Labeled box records

================================

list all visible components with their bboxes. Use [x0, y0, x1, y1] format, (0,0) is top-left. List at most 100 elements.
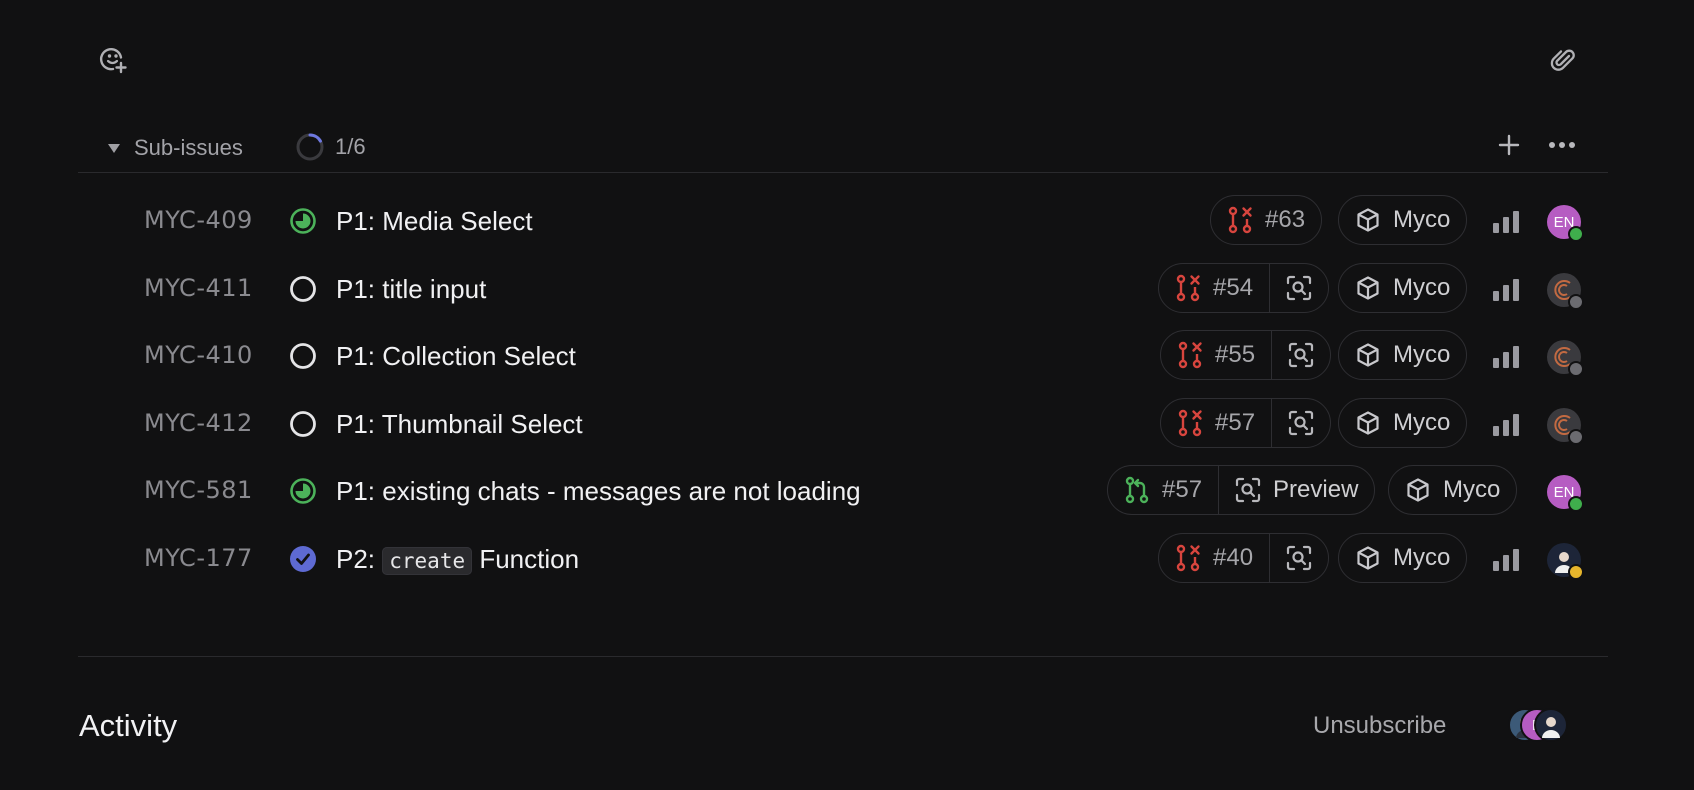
status-button[interactable]	[289, 477, 317, 505]
status-button[interactable]	[289, 275, 317, 303]
pr-closed-icon	[1228, 206, 1252, 234]
preview-button[interactable]	[1269, 264, 1328, 312]
pr-number: #63	[1265, 206, 1306, 233]
presence-indicator	[1568, 429, 1584, 445]
subscribers[interactable]: E	[1508, 706, 1568, 746]
issue-identifier: MYC-411	[144, 274, 253, 302]
inline-code: create	[382, 547, 473, 575]
title-prefix: P1:	[336, 206, 383, 236]
project-cube-icon	[1407, 478, 1429, 502]
attach-button[interactable]	[1543, 40, 1583, 80]
priority-button[interactable]	[1492, 278, 1520, 302]
project-segment: Myco	[1339, 264, 1466, 312]
assignee-avatar[interactable]: EN	[1547, 205, 1584, 242]
pr-link-pill: #54	[1158, 263, 1330, 313]
add-sub-issue-button[interactable]	[1491, 127, 1527, 163]
preview-search-icon	[1286, 275, 1312, 301]
pull-request-link[interactable]: #55	[1161, 331, 1271, 379]
sub-issue-row[interactable]: MYC-581 P1: existing chats - messages ar…	[78, 454, 1608, 526]
assignee-avatar[interactable]: EN	[1547, 475, 1584, 512]
issue-title: P1: Media Select	[336, 206, 533, 237]
title-text: Collection Select	[382, 341, 576, 371]
sub-issues-more-button[interactable]	[1544, 127, 1580, 163]
project-pill[interactable]: Myco	[1338, 263, 1468, 313]
add-reaction-button[interactable]	[94, 40, 134, 80]
priority-medium-icon	[1493, 549, 1519, 571]
pr-closed-icon	[1178, 341, 1202, 369]
project-segment: Myco	[1339, 399, 1466, 447]
issue-identifier: MYC-410	[144, 341, 253, 369]
presence-indicator	[1568, 294, 1584, 310]
pr-closed-icon	[1178, 409, 1202, 437]
activity-title: Activity	[79, 708, 178, 743]
sub-issues-toggle[interactable]: Sub-issues	[108, 135, 243, 161]
project-segment: Myco	[1339, 196, 1466, 244]
sub-issues-title: Sub-issues	[134, 135, 243, 160]
sub-issue-row[interactable]: MYC-177 P2: create Function #40 Myco	[78, 522, 1608, 594]
title-text: Function	[472, 544, 580, 574]
project-segment: Myco	[1389, 466, 1516, 514]
assignee-avatar[interactable]	[1547, 408, 1584, 445]
project-name: Myco	[1393, 206, 1451, 233]
sub-issue-row[interactable]: MYC-410 P1: Collection Select #55 Myco	[78, 319, 1608, 391]
pr-link-pill: #57 Preview	[1107, 465, 1376, 515]
project-segment: Myco	[1339, 534, 1466, 582]
project-name: Myco	[1393, 341, 1451, 368]
sub-issue-row[interactable]: MYC-412 P1: Thumbnail Select #57 Myco	[78, 387, 1608, 459]
sub-issue-row[interactable]: MYC-411 P1: title input #54 Myco	[78, 252, 1608, 324]
pr-link-pill: #55	[1160, 330, 1332, 380]
preview-search-icon	[1286, 545, 1312, 571]
sub-issue-row[interactable]: MYC-409 P1: Media Select #63 Myco EN	[78, 184, 1608, 256]
pull-request-link[interactable]: #40	[1159, 534, 1269, 582]
title-prefix: P1:	[336, 409, 382, 439]
todo-status-icon	[290, 276, 316, 302]
pr-number: #40	[1213, 544, 1254, 571]
preview-label: Preview	[1273, 476, 1359, 503]
pr-open-icon	[1125, 476, 1149, 504]
issue-identifier: MYC-412	[144, 409, 253, 437]
done-status-icon	[290, 546, 316, 572]
pull-request-link[interactable]: #63	[1211, 196, 1321, 244]
title-prefix: P1:	[336, 476, 383, 506]
title-prefix: P2:	[336, 544, 383, 574]
title-text: Thumbnail Select	[381, 409, 583, 439]
project-pill[interactable]: Myco	[1338, 195, 1468, 245]
project-pill[interactable]: Myco	[1338, 330, 1468, 380]
preview-button[interactable]	[1271, 399, 1330, 447]
pull-request-link[interactable]: #57	[1108, 466, 1218, 514]
pull-request-link[interactable]: #57	[1161, 399, 1271, 447]
assignee-avatar[interactable]	[1547, 543, 1584, 580]
issue-identifier: MYC-409	[144, 206, 253, 234]
assignee-avatar[interactable]	[1547, 340, 1584, 377]
project-segment: Myco	[1339, 331, 1466, 379]
assignee-avatar[interactable]	[1547, 273, 1584, 310]
issue-title: P1: title input	[336, 274, 486, 305]
preview-button[interactable]	[1271, 331, 1330, 379]
status-button[interactable]	[289, 410, 317, 438]
pr-link-pill: #63	[1210, 195, 1323, 245]
priority-button[interactable]	[1492, 413, 1520, 437]
project-pill[interactable]: Myco	[1338, 533, 1468, 583]
title-prefix: P1:	[336, 341, 383, 371]
add-reaction-icon	[99, 48, 127, 74]
status-button[interactable]	[289, 545, 317, 573]
priority-button[interactable]	[1492, 548, 1520, 572]
issue-title: P2: create Function	[336, 544, 579, 575]
preview-button[interactable]: Preview	[1218, 466, 1374, 514]
project-pill[interactable]: Myco	[1388, 465, 1518, 515]
pull-request-link[interactable]: #54	[1159, 264, 1269, 312]
priority-button[interactable]	[1492, 210, 1520, 234]
project-cube-icon	[1357, 343, 1379, 367]
priority-medium-icon	[1493, 414, 1519, 436]
presence-indicator	[1568, 564, 1584, 580]
paperclip-icon	[1550, 49, 1575, 71]
project-pill[interactable]: Myco	[1338, 398, 1468, 448]
in-progress-status-icon	[290, 208, 316, 234]
unsubscribe-button[interactable]: Unsubscribe	[1313, 712, 1446, 740]
project-cube-icon	[1357, 208, 1379, 232]
preview-button[interactable]	[1269, 534, 1328, 582]
pr-closed-icon	[1176, 274, 1200, 302]
status-button[interactable]	[289, 342, 317, 370]
priority-button[interactable]	[1492, 345, 1520, 369]
status-button[interactable]	[289, 207, 317, 235]
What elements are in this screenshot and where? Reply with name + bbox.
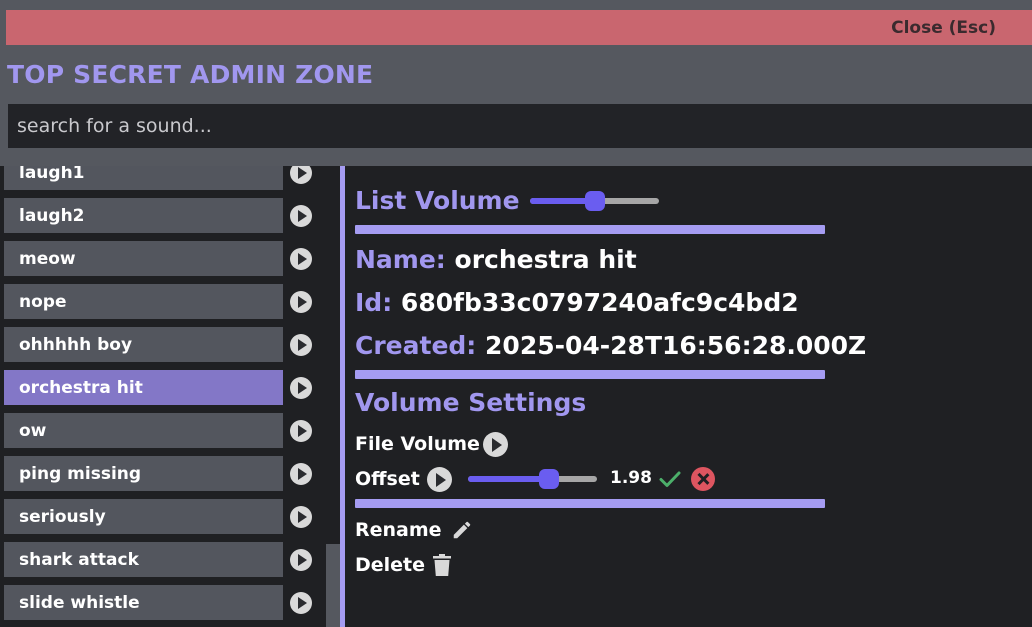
play-icon[interactable] [290, 506, 312, 528]
rename-button[interactable]: Rename [355, 519, 442, 541]
play-icon[interactable] [290, 291, 312, 313]
name-row: Name: orchestra hit [355, 245, 637, 274]
play-icon[interactable] [290, 420, 312, 442]
name-value: orchestra hit [454, 245, 637, 274]
sound-list-item: orchestra hit [0, 370, 326, 405]
play-icon[interactable] [290, 463, 312, 485]
sound-list-item: ping missing [0, 456, 326, 491]
section-divider [355, 370, 825, 379]
sound-item-button[interactable]: seriously [4, 499, 283, 534]
delete-button[interactable]: Delete [355, 554, 425, 576]
sound-list-item: ow [0, 413, 326, 448]
offset-fill [468, 476, 549, 482]
list-volume-thumb[interactable] [585, 191, 605, 211]
play-icon[interactable] [290, 248, 312, 270]
search-input[interactable] [8, 104, 1032, 148]
close-button-label: Close (Esc) [891, 17, 996, 38]
sound-item-button[interactable]: laugh1 [4, 166, 283, 190]
sound-list-item: laugh1 [0, 166, 326, 190]
sound-list-item: meow [0, 241, 326, 276]
sound-list-item: seriously [0, 499, 326, 534]
cancel-icon[interactable] [691, 467, 715, 491]
id-row: Id: 680fb33c0797240afc9c4bd2 [355, 288, 799, 317]
offset-value: 1.98 [610, 468, 652, 488]
sound-list-item: shark attack [0, 542, 326, 577]
name-label: Name: [355, 245, 446, 274]
sound-item-button[interactable]: ohhhhh boy [4, 327, 283, 362]
sound-list-item: ohhhhh boy [0, 327, 326, 362]
sound-item-button[interactable]: ping missing [4, 456, 283, 491]
page-title: TOP SECRET ADMIN ZONE [7, 60, 374, 89]
sound-list: laugh1 laugh2 meow nope ohhhhh boy orchestra … [0, 166, 326, 627]
check-icon[interactable] [658, 467, 682, 491]
sound-list-item: slide whistle [0, 585, 326, 620]
list-scroll-thumb[interactable] [326, 544, 340, 627]
play-icon[interactable] [290, 205, 312, 227]
play-icon[interactable] [290, 592, 312, 614]
section-divider [355, 225, 825, 234]
section-divider [355, 499, 825, 508]
offset-thumb[interactable] [539, 469, 559, 489]
play-icon[interactable] [290, 377, 312, 399]
play-icon[interactable] [290, 166, 312, 184]
file-volume-play-icon[interactable] [483, 432, 508, 457]
sound-list-item: nope [0, 284, 326, 319]
created-label: Created: [355, 331, 477, 360]
offset-play-icon[interactable] [427, 467, 452, 492]
offset-label: Offset [355, 468, 420, 490]
close-button[interactable]: Close (Esc) [6, 10, 1032, 45]
list-scrollbar[interactable] [326, 166, 340, 627]
play-icon[interactable] [290, 334, 312, 356]
sound-list-item: laugh2 [0, 198, 326, 233]
sound-detail-panel: List Volume Name: orchestra hit Id: 680f… [340, 166, 1032, 627]
trash-icon[interactable] [433, 554, 451, 576]
created-row: Created: 2025-04-28T16:56:28.000Z [355, 331, 866, 360]
id-value: 680fb33c0797240afc9c4bd2 [400, 288, 799, 317]
sound-item-button[interactable]: laugh2 [4, 198, 283, 233]
list-volume-slider[interactable] [530, 191, 659, 211]
sound-item-button[interactable]: orchestra hit [4, 370, 283, 405]
created-value: 2025-04-28T16:56:28.000Z [485, 331, 867, 360]
list-volume-label: List Volume [355, 186, 520, 215]
sound-item-button[interactable]: nope [4, 284, 283, 319]
sound-item-button[interactable]: meow [4, 241, 283, 276]
offset-slider[interactable] [468, 469, 597, 489]
pencil-icon[interactable] [451, 519, 473, 541]
play-icon[interactable] [290, 549, 312, 571]
volume-settings-title: Volume Settings [355, 388, 587, 417]
id-label: Id: [355, 288, 393, 317]
sound-item-button[interactable]: slide whistle [4, 585, 283, 620]
sound-item-button[interactable]: shark attack [4, 542, 283, 577]
admin-page: Close (Esc) TOP SECRET ADMIN ZONE laugh1… [0, 0, 1032, 627]
sound-item-button[interactable]: ow [4, 413, 283, 448]
file-volume-label: File Volume [355, 433, 480, 455]
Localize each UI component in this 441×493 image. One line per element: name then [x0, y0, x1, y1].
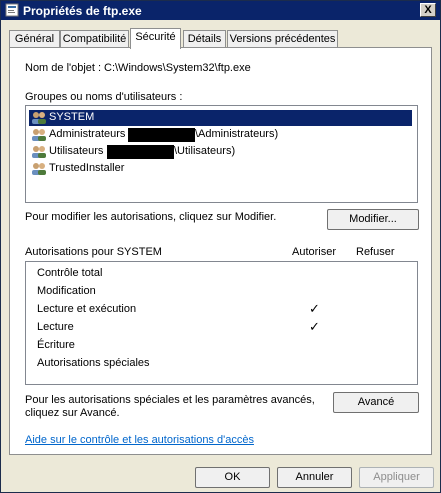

================================

### [TASK DETAILS]
Rewrite the part of the records that opens with the line containing "477, 317, 505]" and closes with the line containing "475, 1584, 512]", swapping "status-button" for "state-button" and leaving everything else the same.

### [FINISHED TASK]
state-button[interactable]	[289, 477, 317, 505]
state-button[interactable]	[289, 275, 317, 303]
pr-closed-icon	[1228, 206, 1252, 234]
preview-button[interactable]	[1269, 264, 1328, 312]
pr-number: #63	[1265, 206, 1306, 233]
presence-indicator	[1568, 429, 1584, 445]
subscribers[interactable]: E	[1508, 706, 1568, 746]
issue-identifier: MYC-411	[144, 274, 253, 302]
inline-code: create	[382, 547, 473, 575]
title-prefix: P1:	[336, 206, 383, 236]
project-cube-icon	[1407, 478, 1429, 502]
attach-button[interactable]	[1543, 40, 1583, 80]
priority-button[interactable]	[1492, 278, 1520, 302]
project-segment: Myco	[1339, 264, 1466, 312]
assignee-avatar[interactable]: EN	[1547, 205, 1584, 242]
pr-link-pill: #54	[1158, 263, 1330, 313]
add-sub-issue-button[interactable]	[1491, 127, 1527, 163]
preview-search-icon	[1286, 275, 1312, 301]
pull-request-link[interactable]: #55	[1161, 331, 1271, 379]
sub-issue-row[interactable]: MYC-581 P1: existing chats - messages ar…	[78, 454, 1608, 526]
assignee-avatar[interactable]: EN	[1547, 475, 1584, 512]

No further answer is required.